Records from a collection:
——

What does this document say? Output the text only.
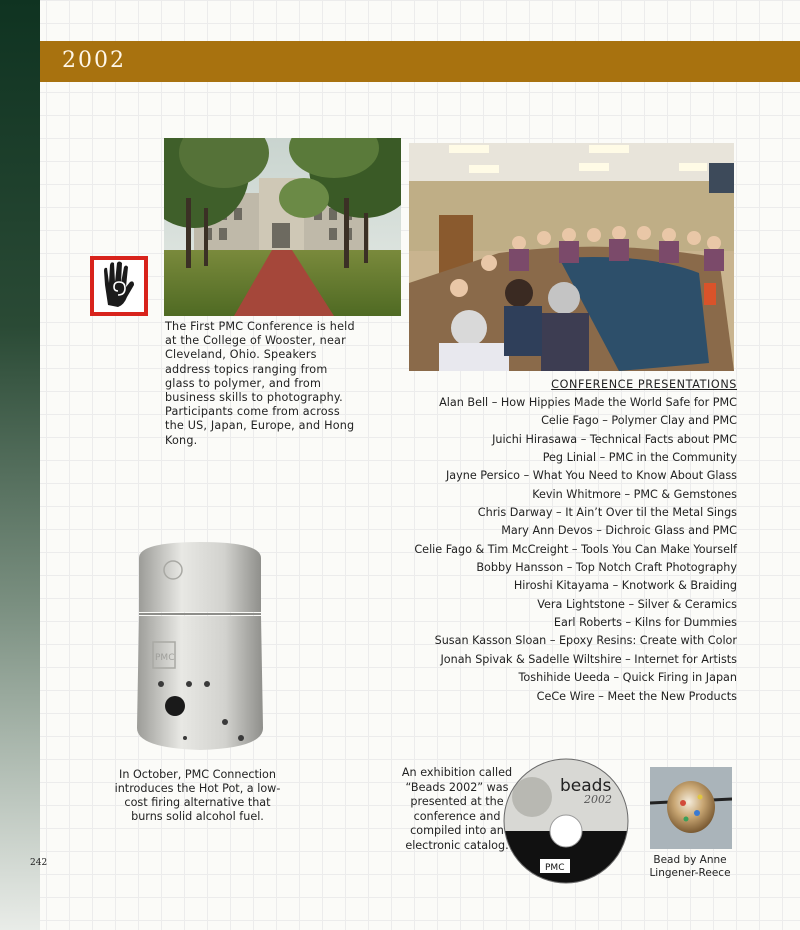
2002

The First PMC Conference is held at the College of Wooster, near Cleveland, Ohio. Speakers address topics ranging from glass to polymer, and from business skills to photography. Participants come from across the US, Japan, Europe, and Hong Kong.

CONFERENCE PRESENTATIONS
Alan Bell – How Hippies Made the World Safe for PMC
Celie Fago – Polymer Clay and PMC
Juichi Hirasawa – Technical Facts about PMC
Peg Linial – PMC in the Community
Jayne Persico – What You Need to Know About Glass
Kevin Whitmore – PMC & Gemstones
Chris Darway – It Ain’t Over til the Metal Sings
Mary Ann Devos – Dichroic Glass and PMC
Celie Fago & Tim McCreight – Tools You Can Make Yourself
Bobby Hansson – Top Notch Craft Photography
Hiroshi Kitayama – Knotwork & Braiding
Vera Lightstone – Silver & Ceramics
Earl Roberts – Kilns for Dummies
Susan Kasson Sloan – Epoxy Resins: Create with Color
Jonah Spivak & Sadelle Wiltshire – Internet for Artists
Toshihide Ueeda – Quick Firing in Japan
CeCe Wire – Meet the New Products
PMC

In October, PMC Connection introduces the Hot Pot, a low-cost firing alternative that burns solid alcohol fuel.

An exhibition called “Beads 2002” was presented at the conference and compiled into an electronic catalog.

beads
2002
PMC

Bead by Anne Lingener-Reece

242
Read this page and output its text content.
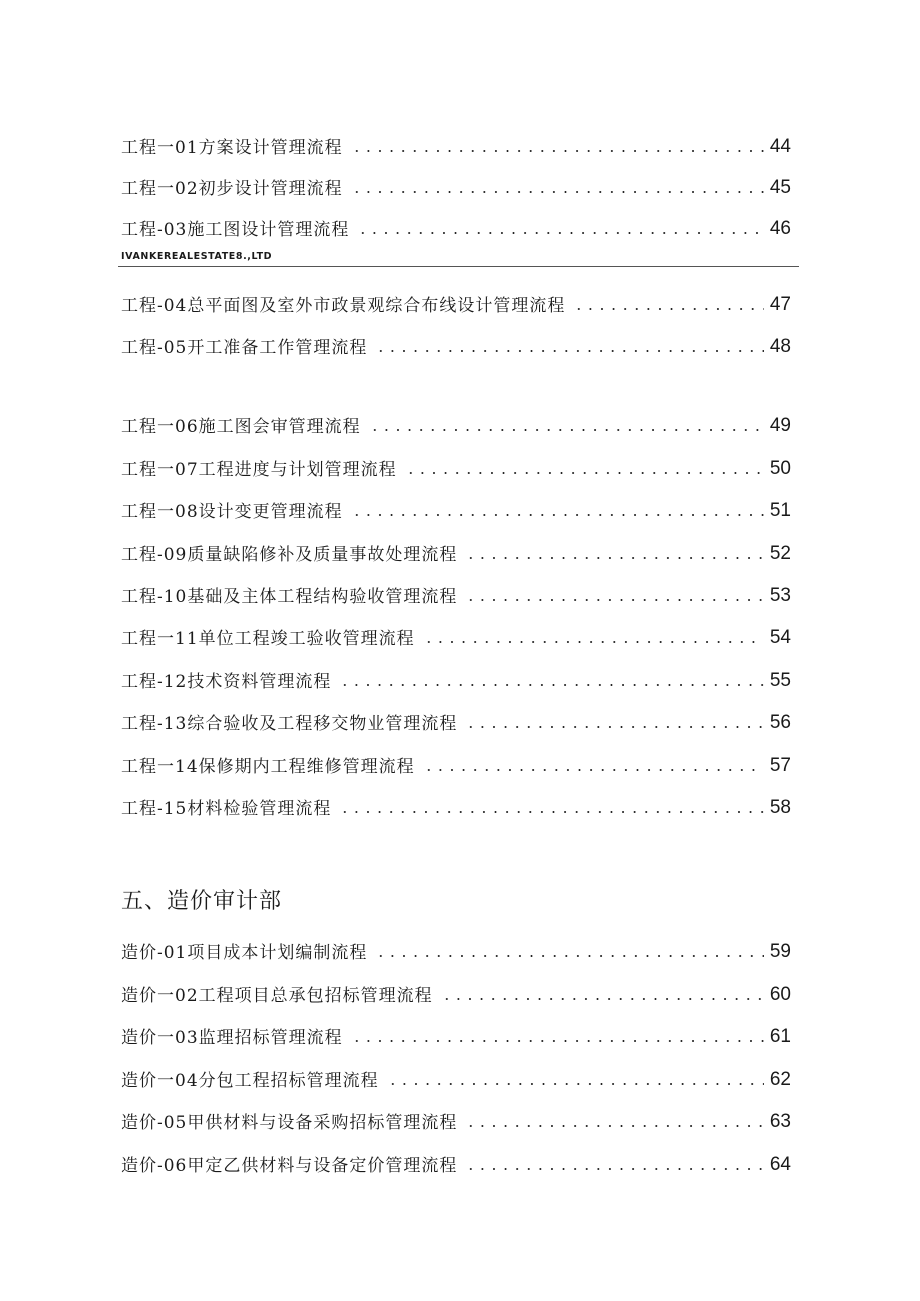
工程一01方案设计管理流程	44
工程一02初步设计管理流程	45
工程-03施工图设计管理流程	46
IVANKEREALESTATE8.,LTD
工程-04总平面图及室外市政景观综合布线设计管理流程	47
工程-05开工准备工作管理流程	48
工程一06施工图会审管理流程	49
工程一07工程进度与计划管理流程	50
工程一08设计变更管理流程	51
工程-09质量缺陷修补及质量事故处理流程	52
工程-10基础及主体工程结构验收管理流程	53
工程一11单位工程竣工验收管理流程	54
工程-12技术资料管理流程	55
工程-13综合验收及工程移交物业管理流程	56
工程一14保修期内工程维修管理流程	57
工程-15材料检验管理流程	58
五、造价审计部
造价-01项目成本计划编制流程	59
造价一02工程项目总承包招标管理流程	60
造价一03监理招标管理流程	61
造价一04分包工程招标管理流程	62
造价-05甲供材料与设备采购招标管理流程	63
造价-06甲定乙供材料与设备定价管理流程	64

——

▶ [What to do] Show every line of the records above that contains the word "Fago".

▶ [Solution]
Celie Fago – Polymer Clay and PMC
Celie Fago & Tim McCreight – Tools You Can Make Yourself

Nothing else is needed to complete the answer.